> EXERCISE INSTRUCTIONS
Copy the listing below in full and skip every picture.
::::
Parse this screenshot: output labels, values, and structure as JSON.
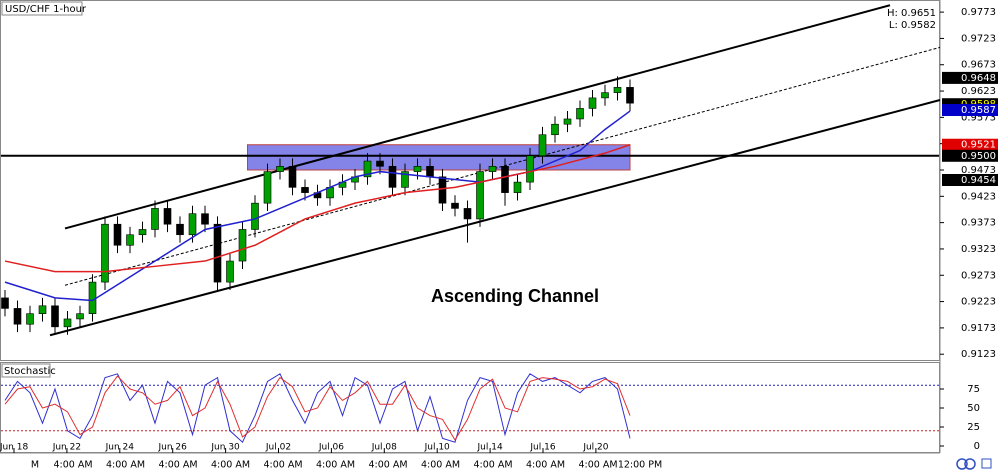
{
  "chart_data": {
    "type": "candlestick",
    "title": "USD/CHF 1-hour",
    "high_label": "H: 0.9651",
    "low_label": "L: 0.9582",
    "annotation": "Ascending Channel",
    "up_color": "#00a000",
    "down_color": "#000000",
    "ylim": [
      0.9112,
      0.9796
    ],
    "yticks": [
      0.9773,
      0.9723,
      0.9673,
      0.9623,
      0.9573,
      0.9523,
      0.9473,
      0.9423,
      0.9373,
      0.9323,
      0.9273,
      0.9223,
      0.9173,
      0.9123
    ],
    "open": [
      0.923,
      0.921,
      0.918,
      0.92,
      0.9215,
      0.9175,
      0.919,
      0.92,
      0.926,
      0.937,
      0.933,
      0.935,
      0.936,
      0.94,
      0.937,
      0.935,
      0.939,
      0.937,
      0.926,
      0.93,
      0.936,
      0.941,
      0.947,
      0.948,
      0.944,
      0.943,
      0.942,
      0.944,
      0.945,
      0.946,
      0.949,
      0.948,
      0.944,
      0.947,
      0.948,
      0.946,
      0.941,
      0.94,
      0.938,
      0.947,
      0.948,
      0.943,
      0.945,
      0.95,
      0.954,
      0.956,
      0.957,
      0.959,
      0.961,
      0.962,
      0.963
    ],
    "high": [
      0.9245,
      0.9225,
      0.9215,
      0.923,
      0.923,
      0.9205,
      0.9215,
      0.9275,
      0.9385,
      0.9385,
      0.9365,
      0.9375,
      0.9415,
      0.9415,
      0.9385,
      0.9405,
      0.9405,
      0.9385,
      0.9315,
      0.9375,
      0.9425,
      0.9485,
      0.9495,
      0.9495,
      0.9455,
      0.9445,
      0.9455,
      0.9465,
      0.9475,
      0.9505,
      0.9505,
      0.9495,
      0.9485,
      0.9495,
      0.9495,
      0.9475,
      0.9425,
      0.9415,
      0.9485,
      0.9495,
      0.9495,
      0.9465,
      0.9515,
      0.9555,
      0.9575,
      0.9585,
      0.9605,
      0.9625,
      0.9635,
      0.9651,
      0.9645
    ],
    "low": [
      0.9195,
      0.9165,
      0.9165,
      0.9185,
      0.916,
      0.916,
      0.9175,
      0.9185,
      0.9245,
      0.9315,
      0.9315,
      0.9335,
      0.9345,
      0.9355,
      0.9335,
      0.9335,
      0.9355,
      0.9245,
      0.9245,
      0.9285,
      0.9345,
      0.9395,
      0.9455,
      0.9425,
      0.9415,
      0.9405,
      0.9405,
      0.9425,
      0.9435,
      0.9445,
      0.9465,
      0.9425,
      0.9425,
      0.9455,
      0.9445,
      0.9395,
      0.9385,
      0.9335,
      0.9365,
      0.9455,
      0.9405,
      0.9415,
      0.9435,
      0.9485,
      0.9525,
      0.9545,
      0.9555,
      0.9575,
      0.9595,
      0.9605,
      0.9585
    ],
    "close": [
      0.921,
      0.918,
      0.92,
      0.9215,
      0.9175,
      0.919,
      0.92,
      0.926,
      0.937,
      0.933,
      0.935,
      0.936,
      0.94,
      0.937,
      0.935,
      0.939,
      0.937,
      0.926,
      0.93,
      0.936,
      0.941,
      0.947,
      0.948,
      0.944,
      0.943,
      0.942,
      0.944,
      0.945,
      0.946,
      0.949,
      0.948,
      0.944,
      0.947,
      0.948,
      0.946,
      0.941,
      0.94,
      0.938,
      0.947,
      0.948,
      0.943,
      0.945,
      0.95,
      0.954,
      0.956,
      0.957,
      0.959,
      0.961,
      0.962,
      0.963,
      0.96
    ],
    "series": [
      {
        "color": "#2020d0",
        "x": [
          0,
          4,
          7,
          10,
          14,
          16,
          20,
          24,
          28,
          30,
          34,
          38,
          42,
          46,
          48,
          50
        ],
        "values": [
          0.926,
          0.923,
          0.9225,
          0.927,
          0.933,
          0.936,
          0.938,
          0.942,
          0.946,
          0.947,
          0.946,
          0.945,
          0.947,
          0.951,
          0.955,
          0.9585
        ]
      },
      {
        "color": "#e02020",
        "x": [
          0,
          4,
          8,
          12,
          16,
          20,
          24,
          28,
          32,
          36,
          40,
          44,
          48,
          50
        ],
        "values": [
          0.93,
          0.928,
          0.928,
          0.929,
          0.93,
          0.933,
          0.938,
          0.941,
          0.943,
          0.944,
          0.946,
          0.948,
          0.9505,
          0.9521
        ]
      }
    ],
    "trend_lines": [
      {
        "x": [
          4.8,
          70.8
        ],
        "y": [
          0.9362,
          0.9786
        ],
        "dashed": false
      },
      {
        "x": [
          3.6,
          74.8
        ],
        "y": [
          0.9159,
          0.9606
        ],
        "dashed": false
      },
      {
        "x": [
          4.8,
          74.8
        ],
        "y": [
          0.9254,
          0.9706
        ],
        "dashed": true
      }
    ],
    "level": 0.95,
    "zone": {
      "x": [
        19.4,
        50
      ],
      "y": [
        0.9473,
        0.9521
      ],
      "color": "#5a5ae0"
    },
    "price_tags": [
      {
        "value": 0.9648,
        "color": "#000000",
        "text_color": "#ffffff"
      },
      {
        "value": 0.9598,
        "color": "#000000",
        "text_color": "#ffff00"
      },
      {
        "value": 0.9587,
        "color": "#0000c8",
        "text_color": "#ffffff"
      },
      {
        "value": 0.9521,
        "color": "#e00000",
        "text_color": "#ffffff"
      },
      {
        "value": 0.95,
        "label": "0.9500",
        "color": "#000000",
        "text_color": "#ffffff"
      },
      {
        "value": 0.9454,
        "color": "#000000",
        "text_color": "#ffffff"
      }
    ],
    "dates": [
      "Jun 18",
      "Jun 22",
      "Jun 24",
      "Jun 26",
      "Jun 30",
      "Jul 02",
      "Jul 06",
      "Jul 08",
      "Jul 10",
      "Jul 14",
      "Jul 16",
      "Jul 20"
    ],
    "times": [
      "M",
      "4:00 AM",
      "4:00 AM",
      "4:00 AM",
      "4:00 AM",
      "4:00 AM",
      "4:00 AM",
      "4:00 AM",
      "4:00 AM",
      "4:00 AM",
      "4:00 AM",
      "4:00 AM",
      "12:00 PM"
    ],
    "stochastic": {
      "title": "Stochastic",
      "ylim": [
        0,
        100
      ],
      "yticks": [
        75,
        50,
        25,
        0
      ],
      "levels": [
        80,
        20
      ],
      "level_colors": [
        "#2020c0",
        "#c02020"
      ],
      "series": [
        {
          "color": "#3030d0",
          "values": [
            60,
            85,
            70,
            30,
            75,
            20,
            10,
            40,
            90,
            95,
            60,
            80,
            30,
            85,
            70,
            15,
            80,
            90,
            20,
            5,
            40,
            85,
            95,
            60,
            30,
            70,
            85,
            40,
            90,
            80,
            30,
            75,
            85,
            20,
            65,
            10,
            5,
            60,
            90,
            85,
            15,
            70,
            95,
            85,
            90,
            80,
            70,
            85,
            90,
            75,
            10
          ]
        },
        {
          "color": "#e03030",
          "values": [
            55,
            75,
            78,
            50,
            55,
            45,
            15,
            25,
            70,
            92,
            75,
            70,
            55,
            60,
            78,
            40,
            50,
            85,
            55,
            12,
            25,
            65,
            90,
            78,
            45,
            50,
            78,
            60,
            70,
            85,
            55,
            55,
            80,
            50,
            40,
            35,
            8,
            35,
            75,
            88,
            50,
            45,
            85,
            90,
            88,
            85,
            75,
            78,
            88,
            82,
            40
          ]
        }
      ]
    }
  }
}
::::
> TASK ANSWER
Parse this screenshot: output labels, values, and structure as JSON.
{
  "chart_data": {
    "type": "candlestick",
    "title": "USD/CHF 1-hour",
    "high_label": "H: 0.9651",
    "low_label": "L: 0.9582",
    "annotation": "Ascending Channel",
    "up_color": "#00a000",
    "down_color": "#000000",
    "ylim": [
      0.9112,
      0.9796
    ],
    "yticks": [
      0.9773,
      0.9723,
      0.9673,
      0.9623,
      0.9573,
      0.9523,
      0.9473,
      0.9423,
      0.9373,
      0.9323,
      0.9273,
      0.9223,
      0.9173,
      0.9123
    ],
    "open": [
      0.923,
      0.921,
      0.918,
      0.92,
      0.9215,
      0.9175,
      0.919,
      0.92,
      0.926,
      0.937,
      0.933,
      0.935,
      0.936,
      0.94,
      0.937,
      0.935,
      0.939,
      0.937,
      0.926,
      0.93,
      0.936,
      0.941,
      0.947,
      0.948,
      0.944,
      0.943,
      0.942,
      0.944,
      0.945,
      0.946,
      0.949,
      0.948,
      0.944,
      0.947,
      0.948,
      0.946,
      0.941,
      0.94,
      0.938,
      0.947,
      0.948,
      0.943,
      0.945,
      0.95,
      0.954,
      0.956,
      0.957,
      0.959,
      0.961,
      0.962,
      0.963
    ],
    "high": [
      0.9245,
      0.9225,
      0.9215,
      0.923,
      0.923,
      0.9205,
      0.9215,
      0.9275,
      0.9385,
      0.9385,
      0.9365,
      0.9375,
      0.9415,
      0.9415,
      0.9385,
      0.9405,
      0.9405,
      0.9385,
      0.9315,
      0.9375,
      0.9425,
      0.9485,
      0.9495,
      0.9495,
      0.9455,
      0.9445,
      0.9455,
      0.9465,
      0.9475,
      0.9505,
      0.9505,
      0.9495,
      0.9485,
      0.9495,
      0.9495,
      0.9475,
      0.9425,
      0.9415,
      0.9485,
      0.9495,
      0.9495,
      0.9465,
      0.9515,
      0.9555,
      0.9575,
      0.9585,
      0.9605,
      0.9625,
      0.9635,
      0.9651,
      0.9645
    ],
    "low": [
      0.9195,
      0.9165,
      0.9165,
      0.9185,
      0.916,
      0.916,
      0.9175,
      0.9185,
      0.9245,
      0.9315,
      0.9315,
      0.9335,
      0.9345,
      0.9355,
      0.9335,
      0.9335,
      0.9355,
      0.9245,
      0.9245,
      0.9285,
      0.9345,
      0.9395,
      0.9455,
      0.9425,
      0.9415,
      0.9405,
      0.9405,
      0.9425,
      0.9435,
      0.9445,
      0.9465,
      0.9425,
      0.9425,
      0.9455,
      0.9445,
      0.9395,
      0.9385,
      0.9335,
      0.9365,
      0.9455,
      0.9405,
      0.9415,
      0.9435,
      0.9485,
      0.9525,
      0.9545,
      0.9555,
      0.9575,
      0.9595,
      0.9605,
      0.9585
    ],
    "close": [
      0.921,
      0.918,
      0.92,
      0.9215,
      0.9175,
      0.919,
      0.92,
      0.926,
      0.937,
      0.933,
      0.935,
      0.936,
      0.94,
      0.937,
      0.935,
      0.939,
      0.937,
      0.926,
      0.93,
      0.936,
      0.941,
      0.947,
      0.948,
      0.944,
      0.943,
      0.942,
      0.944,
      0.945,
      0.946,
      0.949,
      0.948,
      0.944,
      0.947,
      0.948,
      0.946,
      0.941,
      0.94,
      0.938,
      0.947,
      0.948,
      0.943,
      0.945,
      0.95,
      0.954,
      0.956,
      0.957,
      0.959,
      0.961,
      0.962,
      0.963,
      0.96
    ],
    "series": [
      {
        "color": "#2020d0",
        "x": [
          0,
          4,
          7,
          10,
          14,
          16,
          20,
          24,
          28,
          30,
          34,
          38,
          42,
          46,
          48,
          50
        ],
        "values": [
          0.926,
          0.923,
          0.9225,
          0.927,
          0.933,
          0.936,
          0.938,
          0.942,
          0.946,
          0.947,
          0.946,
          0.945,
          0.947,
          0.951,
          0.955,
          0.9585
        ]
      },
      {
        "color": "#e02020",
        "x": [
          0,
          4,
          8,
          12,
          16,
          20,
          24,
          28,
          32,
          36,
          40,
          44,
          48,
          50
        ],
        "values": [
          0.93,
          0.928,
          0.928,
          0.929,
          0.93,
          0.933,
          0.938,
          0.941,
          0.943,
          0.944,
          0.946,
          0.948,
          0.9505,
          0.9521
        ]
      }
    ],
    "trend_lines": [
      {
        "x": [
          4.8,
          70.8
        ],
        "y": [
          0.9362,
          0.9786
        ],
        "dashed": false
      },
      {
        "x": [
          3.6,
          74.8
        ],
        "y": [
          0.9159,
          0.9606
        ],
        "dashed": false
      },
      {
        "x": [
          4.8,
          74.8
        ],
        "y": [
          0.9254,
          0.9706
        ],
        "dashed": true
      }
    ],
    "level": 0.95,
    "zone": {
      "x": [
        19.4,
        50
      ],
      "y": [
        0.9473,
        0.9521
      ],
      "color": "#5a5ae0"
    },
    "price_tags": [
      {
        "value": 0.9648,
        "color": "#000000",
        "text_color": "#ffffff"
      },
      {
        "value": 0.9598,
        "color": "#000000",
        "text_color": "#ffff00"
      },
      {
        "value": 0.9587,
        "color": "#0000c8",
        "text_color": "#ffffff"
      },
      {
        "value": 0.9521,
        "color": "#e00000",
        "text_color": "#ffffff"
      },
      {
        "value": 0.95,
        "label": "0.9500",
        "color": "#000000",
        "text_color": "#ffffff"
      },
      {
        "value": 0.9454,
        "color": "#000000",
        "text_color": "#ffffff"
      }
    ],
    "dates": [
      "Jun 18",
      "Jun 22",
      "Jun 24",
      "Jun 26",
      "Jun 30",
      "Jul 02",
      "Jul 06",
      "Jul 08",
      "Jul 10",
      "Jul 14",
      "Jul 16",
      "Jul 20"
    ],
    "times": [
      "M",
      "4:00 AM",
      "4:00 AM",
      "4:00 AM",
      "4:00 AM",
      "4:00 AM",
      "4:00 AM",
      "4:00 AM",
      "4:00 AM",
      "4:00 AM",
      "4:00 AM",
      "4:00 AM",
      "12:00 PM"
    ],
    "stochastic": {
      "title": "Stochastic",
      "ylim": [
        0,
        100
      ],
      "yticks": [
        75,
        50,
        25,
        0
      ],
      "levels": [
        80,
        20
      ],
      "level_colors": [
        "#2020c0",
        "#c02020"
      ],
      "series": [
        {
          "color": "#3030d0",
          "values": [
            60,
            85,
            70,
            30,
            75,
            20,
            10,
            40,
            90,
            95,
            60,
            80,
            30,
            85,
            70,
            15,
            80,
            90,
            20,
            5,
            40,
            85,
            95,
            60,
            30,
            70,
            85,
            40,
            90,
            80,
            30,
            75,
            85,
            20,
            65,
            10,
            5,
            60,
            90,
            85,
            15,
            70,
            95,
            85,
            90,
            80,
            70,
            85,
            90,
            75,
            10
          ]
        },
        {
          "color": "#e03030",
          "values": [
            55,
            75,
            78,
            50,
            55,
            45,
            15,
            25,
            70,
            92,
            75,
            70,
            55,
            60,
            78,
            40,
            50,
            85,
            55,
            12,
            25,
            65,
            90,
            78,
            45,
            50,
            78,
            60,
            70,
            85,
            55,
            55,
            80,
            50,
            40,
            35,
            8,
            35,
            75,
            88,
            50,
            45,
            85,
            90,
            88,
            85,
            75,
            78,
            88,
            82,
            40
          ]
        }
      ]
    }
  }
}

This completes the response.